**Task goal**
Find every line of the listing below where "title" appears, and copy it.

**Stored records**
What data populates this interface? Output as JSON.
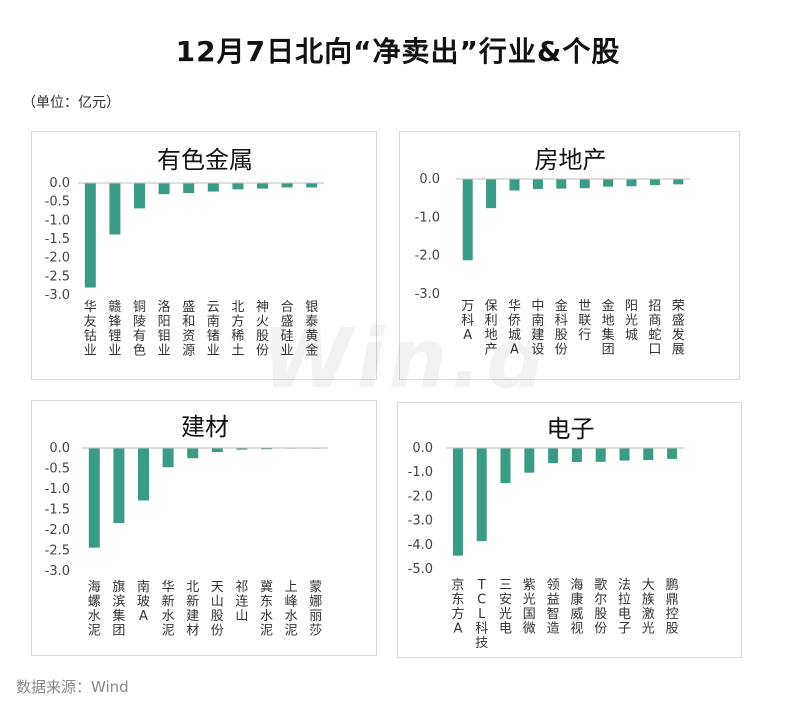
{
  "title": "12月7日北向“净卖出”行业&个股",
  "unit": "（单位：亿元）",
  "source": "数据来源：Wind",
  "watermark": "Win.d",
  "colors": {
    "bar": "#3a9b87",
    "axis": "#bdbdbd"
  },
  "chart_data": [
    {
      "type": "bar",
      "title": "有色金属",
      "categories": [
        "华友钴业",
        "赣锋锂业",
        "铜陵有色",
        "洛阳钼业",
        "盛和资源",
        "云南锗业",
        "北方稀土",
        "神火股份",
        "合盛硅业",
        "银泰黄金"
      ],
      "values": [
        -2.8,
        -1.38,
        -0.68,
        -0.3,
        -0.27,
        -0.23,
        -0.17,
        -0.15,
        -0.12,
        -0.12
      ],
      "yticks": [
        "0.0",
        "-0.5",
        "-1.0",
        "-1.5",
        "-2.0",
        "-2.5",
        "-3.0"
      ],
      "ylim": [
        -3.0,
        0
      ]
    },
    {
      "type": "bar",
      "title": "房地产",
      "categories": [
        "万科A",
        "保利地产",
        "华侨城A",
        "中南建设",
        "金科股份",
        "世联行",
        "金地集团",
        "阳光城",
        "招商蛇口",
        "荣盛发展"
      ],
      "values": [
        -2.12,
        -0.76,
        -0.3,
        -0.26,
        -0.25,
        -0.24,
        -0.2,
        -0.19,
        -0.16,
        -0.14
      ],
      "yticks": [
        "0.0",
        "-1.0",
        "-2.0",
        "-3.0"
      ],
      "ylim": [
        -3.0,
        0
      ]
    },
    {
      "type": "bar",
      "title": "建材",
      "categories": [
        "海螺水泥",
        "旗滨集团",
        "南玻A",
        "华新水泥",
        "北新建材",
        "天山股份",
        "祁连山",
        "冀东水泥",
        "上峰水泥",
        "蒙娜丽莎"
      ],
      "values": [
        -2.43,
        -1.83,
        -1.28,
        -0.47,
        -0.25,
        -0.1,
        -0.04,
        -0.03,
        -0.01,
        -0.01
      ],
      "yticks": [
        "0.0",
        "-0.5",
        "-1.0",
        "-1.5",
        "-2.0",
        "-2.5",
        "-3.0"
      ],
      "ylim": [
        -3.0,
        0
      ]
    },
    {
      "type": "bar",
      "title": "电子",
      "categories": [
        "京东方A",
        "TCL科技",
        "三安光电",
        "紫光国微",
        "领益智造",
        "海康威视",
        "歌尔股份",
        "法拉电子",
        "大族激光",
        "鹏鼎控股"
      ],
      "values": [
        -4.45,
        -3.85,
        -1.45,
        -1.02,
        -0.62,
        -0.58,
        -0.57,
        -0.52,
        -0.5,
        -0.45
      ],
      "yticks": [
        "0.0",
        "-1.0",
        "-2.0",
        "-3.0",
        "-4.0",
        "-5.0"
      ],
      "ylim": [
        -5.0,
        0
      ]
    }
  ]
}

**Written reply**
  "title": "12月7日北向“净卖出”行业&个股",
      "title": "有色金属",
      "title": "房地产",
      "title": "建材",
      "title": "电子",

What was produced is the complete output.